==== Records to process ====

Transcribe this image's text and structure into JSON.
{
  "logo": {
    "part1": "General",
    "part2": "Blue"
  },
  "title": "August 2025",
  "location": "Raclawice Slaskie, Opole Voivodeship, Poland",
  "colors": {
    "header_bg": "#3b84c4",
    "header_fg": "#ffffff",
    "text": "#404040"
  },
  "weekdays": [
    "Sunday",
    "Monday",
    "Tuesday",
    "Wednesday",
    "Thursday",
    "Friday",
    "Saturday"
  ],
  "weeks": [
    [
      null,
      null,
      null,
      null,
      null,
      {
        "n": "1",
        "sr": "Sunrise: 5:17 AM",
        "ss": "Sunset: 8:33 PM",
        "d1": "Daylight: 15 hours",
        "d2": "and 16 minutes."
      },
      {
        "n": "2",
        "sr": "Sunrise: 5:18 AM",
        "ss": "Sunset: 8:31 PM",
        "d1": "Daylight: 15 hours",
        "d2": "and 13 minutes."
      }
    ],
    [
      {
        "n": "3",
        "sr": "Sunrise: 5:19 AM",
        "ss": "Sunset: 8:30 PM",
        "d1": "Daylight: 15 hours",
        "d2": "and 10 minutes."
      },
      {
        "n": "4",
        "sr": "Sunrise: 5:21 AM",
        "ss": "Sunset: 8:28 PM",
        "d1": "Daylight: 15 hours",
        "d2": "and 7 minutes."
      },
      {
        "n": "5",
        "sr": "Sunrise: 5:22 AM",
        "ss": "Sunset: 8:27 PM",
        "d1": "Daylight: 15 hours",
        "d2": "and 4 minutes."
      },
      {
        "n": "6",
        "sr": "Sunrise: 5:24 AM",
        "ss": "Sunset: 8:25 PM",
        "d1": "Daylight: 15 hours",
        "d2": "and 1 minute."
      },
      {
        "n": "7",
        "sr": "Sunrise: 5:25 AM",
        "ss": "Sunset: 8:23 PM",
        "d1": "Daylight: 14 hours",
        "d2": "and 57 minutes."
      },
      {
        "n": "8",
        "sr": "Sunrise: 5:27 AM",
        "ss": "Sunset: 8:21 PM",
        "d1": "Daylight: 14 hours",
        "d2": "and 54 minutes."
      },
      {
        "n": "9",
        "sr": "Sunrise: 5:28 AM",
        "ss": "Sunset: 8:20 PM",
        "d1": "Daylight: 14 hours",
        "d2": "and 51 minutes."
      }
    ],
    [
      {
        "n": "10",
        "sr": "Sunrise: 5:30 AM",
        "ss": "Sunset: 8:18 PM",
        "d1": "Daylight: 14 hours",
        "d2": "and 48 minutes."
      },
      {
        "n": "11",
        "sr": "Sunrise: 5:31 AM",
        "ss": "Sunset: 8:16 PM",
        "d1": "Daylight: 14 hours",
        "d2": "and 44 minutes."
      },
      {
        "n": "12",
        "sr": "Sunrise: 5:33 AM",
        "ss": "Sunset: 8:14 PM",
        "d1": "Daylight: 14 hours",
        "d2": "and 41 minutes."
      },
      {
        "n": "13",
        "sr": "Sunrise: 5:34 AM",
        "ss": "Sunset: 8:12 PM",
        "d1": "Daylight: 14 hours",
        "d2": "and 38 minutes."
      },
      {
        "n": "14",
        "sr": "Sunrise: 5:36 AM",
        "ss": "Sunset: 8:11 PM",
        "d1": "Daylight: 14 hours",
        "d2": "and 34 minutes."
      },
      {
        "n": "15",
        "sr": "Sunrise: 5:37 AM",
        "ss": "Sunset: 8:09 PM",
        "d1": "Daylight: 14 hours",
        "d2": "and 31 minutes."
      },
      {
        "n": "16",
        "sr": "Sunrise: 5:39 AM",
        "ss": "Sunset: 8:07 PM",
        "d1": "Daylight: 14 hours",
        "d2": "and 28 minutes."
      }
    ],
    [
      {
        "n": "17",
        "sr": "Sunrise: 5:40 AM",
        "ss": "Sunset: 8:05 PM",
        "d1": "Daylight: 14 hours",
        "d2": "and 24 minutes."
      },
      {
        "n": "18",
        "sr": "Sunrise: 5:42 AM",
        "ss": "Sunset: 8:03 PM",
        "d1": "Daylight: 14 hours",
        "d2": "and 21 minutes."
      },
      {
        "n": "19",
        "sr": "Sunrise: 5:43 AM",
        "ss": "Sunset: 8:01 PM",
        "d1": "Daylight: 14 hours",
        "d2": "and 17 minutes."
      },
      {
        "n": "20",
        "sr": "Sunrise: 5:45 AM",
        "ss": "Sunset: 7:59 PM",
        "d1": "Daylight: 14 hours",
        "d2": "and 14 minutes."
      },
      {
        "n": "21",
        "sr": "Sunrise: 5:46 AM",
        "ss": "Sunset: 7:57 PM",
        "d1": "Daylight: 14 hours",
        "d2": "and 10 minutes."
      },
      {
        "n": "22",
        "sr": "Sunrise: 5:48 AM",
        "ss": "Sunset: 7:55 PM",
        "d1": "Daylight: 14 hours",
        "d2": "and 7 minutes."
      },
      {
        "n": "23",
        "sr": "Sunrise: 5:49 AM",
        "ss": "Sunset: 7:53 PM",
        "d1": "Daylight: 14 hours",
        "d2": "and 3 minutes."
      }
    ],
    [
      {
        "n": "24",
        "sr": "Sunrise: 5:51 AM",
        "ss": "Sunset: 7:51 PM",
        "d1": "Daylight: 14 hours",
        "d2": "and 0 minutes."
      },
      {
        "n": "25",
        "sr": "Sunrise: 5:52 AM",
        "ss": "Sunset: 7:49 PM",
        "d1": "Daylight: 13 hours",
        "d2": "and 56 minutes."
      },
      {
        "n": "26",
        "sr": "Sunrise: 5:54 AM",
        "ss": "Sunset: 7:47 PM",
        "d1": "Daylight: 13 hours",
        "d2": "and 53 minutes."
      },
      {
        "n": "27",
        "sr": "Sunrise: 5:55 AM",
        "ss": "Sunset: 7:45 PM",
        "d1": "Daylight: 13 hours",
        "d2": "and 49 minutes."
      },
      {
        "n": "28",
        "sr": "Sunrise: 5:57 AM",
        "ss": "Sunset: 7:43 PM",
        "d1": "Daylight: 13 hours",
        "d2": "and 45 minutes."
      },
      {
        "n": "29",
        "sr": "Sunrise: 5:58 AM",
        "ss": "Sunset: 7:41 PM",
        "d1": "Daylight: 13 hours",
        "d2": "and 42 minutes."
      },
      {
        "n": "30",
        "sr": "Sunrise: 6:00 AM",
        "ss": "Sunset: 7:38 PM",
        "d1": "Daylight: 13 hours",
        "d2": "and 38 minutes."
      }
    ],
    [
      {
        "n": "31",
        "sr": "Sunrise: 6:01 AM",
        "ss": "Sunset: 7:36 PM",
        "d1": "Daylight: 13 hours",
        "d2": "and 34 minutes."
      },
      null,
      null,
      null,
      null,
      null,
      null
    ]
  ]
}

====

Exercise
Extract all lines as given.

Completed exercise
Transcribe this image's text and structure into JSON.
{
  "logo": {
    "part1": "General",
    "part2": "Blue"
  },
  "title": "August 2025",
  "location": "Raclawice Slaskie, Opole Voivodeship, Poland",
  "colors": {
    "header_bg": "#3b84c4",
    "header_fg": "#ffffff",
    "text": "#404040"
  },
  "weekdays": [
    "Sunday",
    "Monday",
    "Tuesday",
    "Wednesday",
    "Thursday",
    "Friday",
    "Saturday"
  ],
  "weeks": [
    [
      null,
      null,
      null,
      null,
      null,
      {
        "n": "1",
        "sr": "Sunrise: 5:17 AM",
        "ss": "Sunset: 8:33 PM",
        "d1": "Daylight: 15 hours",
        "d2": "and 16 minutes."
      },
      {
        "n": "2",
        "sr": "Sunrise: 5:18 AM",
        "ss": "Sunset: 8:31 PM",
        "d1": "Daylight: 15 hours",
        "d2": "and 13 minutes."
      }
    ],
    [
      {
        "n": "3",
        "sr": "Sunrise: 5:19 AM",
        "ss": "Sunset: 8:30 PM",
        "d1": "Daylight: 15 hours",
        "d2": "and 10 minutes."
      },
      {
        "n": "4",
        "sr": "Sunrise: 5:21 AM",
        "ss": "Sunset: 8:28 PM",
        "d1": "Daylight: 15 hours",
        "d2": "and 7 minutes."
      },
      {
        "n": "5",
        "sr": "Sunrise: 5:22 AM",
        "ss": "Sunset: 8:27 PM",
        "d1": "Daylight: 15 hours",
        "d2": "and 4 minutes."
      },
      {
        "n": "6",
        "sr": "Sunrise: 5:24 AM",
        "ss": "Sunset: 8:25 PM",
        "d1": "Daylight: 15 hours",
        "d2": "and 1 minute."
      },
      {
        "n": "7",
        "sr": "Sunrise: 5:25 AM",
        "ss": "Sunset: 8:23 PM",
        "d1": "Daylight: 14 hours",
        "d2": "and 57 minutes."
      },
      {
        "n": "8",
        "sr": "Sunrise: 5:27 AM",
        "ss": "Sunset: 8:21 PM",
        "d1": "Daylight: 14 hours",
        "d2": "and 54 minutes."
      },
      {
        "n": "9",
        "sr": "Sunrise: 5:28 AM",
        "ss": "Sunset: 8:20 PM",
        "d1": "Daylight: 14 hours",
        "d2": "and 51 minutes."
      }
    ],
    [
      {
        "n": "10",
        "sr": "Sunrise: 5:30 AM",
        "ss": "Sunset: 8:18 PM",
        "d1": "Daylight: 14 hours",
        "d2": "and 48 minutes."
      },
      {
        "n": "11",
        "sr": "Sunrise: 5:31 AM",
        "ss": "Sunset: 8:16 PM",
        "d1": "Daylight: 14 hours",
        "d2": "and 44 minutes."
      },
      {
        "n": "12",
        "sr": "Sunrise: 5:33 AM",
        "ss": "Sunset: 8:14 PM",
        "d1": "Daylight: 14 hours",
        "d2": "and 41 minutes."
      },
      {
        "n": "13",
        "sr": "Sunrise: 5:34 AM",
        "ss": "Sunset: 8:12 PM",
        "d1": "Daylight: 14 hours",
        "d2": "and 38 minutes."
      },
      {
        "n": "14",
        "sr": "Sunrise: 5:36 AM",
        "ss": "Sunset: 8:11 PM",
        "d1": "Daylight: 14 hours",
        "d2": "and 34 minutes."
      },
      {
        "n": "15",
        "sr": "Sunrise: 5:37 AM",
        "ss": "Sunset: 8:09 PM",
        "d1": "Daylight: 14 hours",
        "d2": "and 31 minutes."
      },
      {
        "n": "16",
        "sr": "Sunrise: 5:39 AM",
        "ss": "Sunset: 8:07 PM",
        "d1": "Daylight: 14 hours",
        "d2": "and 28 minutes."
      }
    ],
    [
      {
        "n": "17",
        "sr": "Sunrise: 5:40 AM",
        "ss": "Sunset: 8:05 PM",
        "d1": "Daylight: 14 hours",
        "d2": "and 24 minutes."
      },
      {
        "n": "18",
        "sr": "Sunrise: 5:42 AM",
        "ss": "Sunset: 8:03 PM",
        "d1": "Daylight: 14 hours",
        "d2": "and 21 minutes."
      },
      {
        "n": "19",
        "sr": "Sunrise: 5:43 AM",
        "ss": "Sunset: 8:01 PM",
        "d1": "Daylight: 14 hours",
        "d2": "and 17 minutes."
      },
      {
        "n": "20",
        "sr": "Sunrise: 5:45 AM",
        "ss": "Sunset: 7:59 PM",
        "d1": "Daylight: 14 hours",
        "d2": "and 14 minutes."
      },
      {
        "n": "21",
        "sr": "Sunrise: 5:46 AM",
        "ss": "Sunset: 7:57 PM",
        "d1": "Daylight: 14 hours",
        "d2": "and 10 minutes."
      },
      {
        "n": "22",
        "sr": "Sunrise: 5:48 AM",
        "ss": "Sunset: 7:55 PM",
        "d1": "Daylight: 14 hours",
        "d2": "and 7 minutes."
      },
      {
        "n": "23",
        "sr": "Sunrise: 5:49 AM",
        "ss": "Sunset: 7:53 PM",
        "d1": "Daylight: 14 hours",
        "d2": "and 3 minutes."
      }
    ],
    [
      {
        "n": "24",
        "sr": "Sunrise: 5:51 AM",
        "ss": "Sunset: 7:51 PM",
        "d1": "Daylight: 14 hours",
        "d2": "and 0 minutes."
      },
      {
        "n": "25",
        "sr": "Sunrise: 5:52 AM",
        "ss": "Sunset: 7:49 PM",
        "d1": "Daylight: 13 hours",
        "d2": "and 56 minutes."
      },
      {
        "n": "26",
        "sr": "Sunrise: 5:54 AM",
        "ss": "Sunset: 7:47 PM",
        "d1": "Daylight: 13 hours",
        "d2": "and 53 minutes."
      },
      {
        "n": "27",
        "sr": "Sunrise: 5:55 AM",
        "ss": "Sunset: 7:45 PM",
        "d1": "Daylight: 13 hours",
        "d2": "and 49 minutes."
      },
      {
        "n": "28",
        "sr": "Sunrise: 5:57 AM",
        "ss": "Sunset: 7:43 PM",
        "d1": "Daylight: 13 hours",
        "d2": "and 45 minutes."
      },
      {
        "n": "29",
        "sr": "Sunrise: 5:58 AM",
        "ss": "Sunset: 7:41 PM",
        "d1": "Daylight: 13 hours",
        "d2": "and 42 minutes."
      },
      {
        "n": "30",
        "sr": "Sunrise: 6:00 AM",
        "ss": "Sunset: 7:38 PM",
        "d1": "Daylight: 13 hours",
        "d2": "and 38 minutes."
      }
    ],
    [
      {
        "n": "31",
        "sr": "Sunrise: 6:01 AM",
        "ss": "Sunset: 7:36 PM",
        "d1": "Daylight: 13 hours",
        "d2": "and 34 minutes."
      },
      null,
      null,
      null,
      null,
      null,
      null
    ]
  ]
}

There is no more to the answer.